Lines of data
^^^^^^^^
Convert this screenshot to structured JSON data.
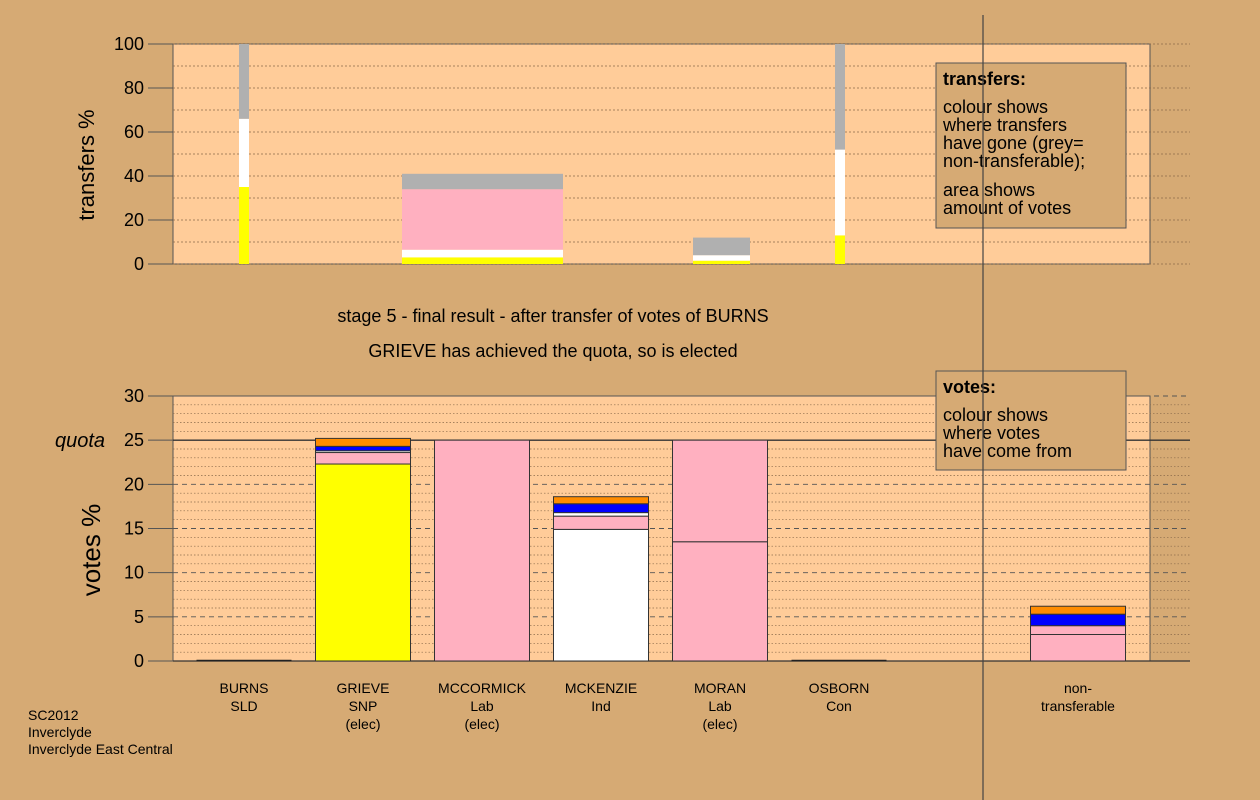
{
  "colors": {
    "background": "#d6aa74",
    "plot_bg": "#ffcc99",
    "legend_bg": "#d6aa74",
    "SNP": "#ffff00",
    "Ind": "#ffffff",
    "Lab": "#ffb0c0",
    "SLD": "#ff8c00",
    "Con": "#0000ff",
    "nontransferable": "#b0b0b0"
  },
  "stage_title": "stage 5 - final result - after transfer of votes of BURNS",
  "stage_subtitle": "GRIEVE has achieved the quota, so is elected",
  "footer": {
    "line1": "SC2012",
    "line2": "Inverclyde",
    "line3": "Inverclyde East Central"
  },
  "chart_data": [
    {
      "type": "bar",
      "name": "transfers",
      "ylabel": "transfers %",
      "ylim": [
        0,
        100
      ],
      "yticks": [
        0,
        20,
        40,
        60,
        80,
        100
      ],
      "legend": {
        "title": "transfers:",
        "lines1": [
          "colour shows",
          "where transfers",
          "have gone (grey=",
          "non-transferable);"
        ],
        "lines2": [
          "area shows",
          "amount of votes"
        ]
      },
      "bars": [
        {
          "candidate": "BURNS",
          "segments": [
            {
              "party": "SNP",
              "value": 35
            },
            {
              "party": "Ind",
              "value": 31
            },
            {
              "party": "nontransferable",
              "value": 34
            }
          ]
        },
        {
          "candidate": "MCCORMICK",
          "segments": [
            {
              "party": "SNP",
              "value": 3
            },
            {
              "party": "Ind",
              "value": 3.5
            },
            {
              "party": "Lab",
              "value": 27.5
            },
            {
              "party": "nontransferable",
              "value": 7
            }
          ]
        },
        {
          "candidate": "MORAN",
          "segments": [
            {
              "party": "SNP",
              "value": 1.5
            },
            {
              "party": "Ind",
              "value": 2.5
            },
            {
              "party": "nontransferable",
              "value": 8
            }
          ]
        },
        {
          "candidate": "OSBORN",
          "segments": [
            {
              "party": "SNP",
              "value": 13
            },
            {
              "party": "Ind",
              "value": 39
            },
            {
              "party": "nontransferable",
              "value": 48
            }
          ]
        }
      ]
    },
    {
      "type": "bar",
      "name": "votes",
      "ylabel": "votes %",
      "ylim": [
        0,
        30
      ],
      "yticks": [
        0,
        5,
        10,
        15,
        20,
        25,
        30
      ],
      "quota": 25,
      "quota_label": "quota",
      "legend": {
        "title": "votes:",
        "lines1": [
          "colour shows",
          "where votes",
          "have come from"
        ]
      },
      "categories": [
        {
          "lines": [
            "BURNS",
            "SLD",
            ""
          ],
          "segments": []
        },
        {
          "lines": [
            "GRIEVE",
            "SNP",
            "(elec)"
          ],
          "segments": [
            {
              "party": "SNP",
              "value": 22.3
            },
            {
              "party": "Lab",
              "value": 1.3
            },
            {
              "party": "Ind",
              "value": 0.2
            },
            {
              "party": "Con",
              "value": 0.5
            },
            {
              "party": "SLD",
              "value": 0.9
            }
          ]
        },
        {
          "lines": [
            "MCCORMICK",
            "Lab",
            "(elec)"
          ],
          "segments": [
            {
              "party": "Lab",
              "value": 25
            }
          ]
        },
        {
          "lines": [
            "MCKENZIE",
            "Ind",
            ""
          ],
          "segments": [
            {
              "party": "Ind",
              "value": 14.9
            },
            {
              "party": "Lab",
              "value": 1.5
            },
            {
              "party": "Ind",
              "value": 0.4
            },
            {
              "party": "Con",
              "value": 1.0
            },
            {
              "party": "SLD",
              "value": 0.8
            }
          ]
        },
        {
          "lines": [
            "MORAN",
            "Lab",
            "(elec)"
          ],
          "segments": [
            {
              "party": "Lab",
              "value": 13.5
            },
            {
              "party": "Lab",
              "value": 11.5
            }
          ]
        },
        {
          "lines": [
            "OSBORN",
            "Con",
            ""
          ],
          "segments": []
        },
        {
          "lines": [
            "",
            "",
            ""
          ],
          "segments": []
        },
        {
          "lines": [
            "non-",
            "transferable",
            ""
          ],
          "segments": [
            {
              "party": "Lab",
              "value": 3.0
            },
            {
              "party": "Lab",
              "value": 1.0
            },
            {
              "party": "Con",
              "value": 1.3
            },
            {
              "party": "SLD",
              "value": 0.9
            }
          ]
        }
      ]
    }
  ]
}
^^^^^^^^
GIVEN REQUEST =
Check each line of the records for the string "votes" and state how many lines contain it. Give only the number.

FINAL ANSWER =
6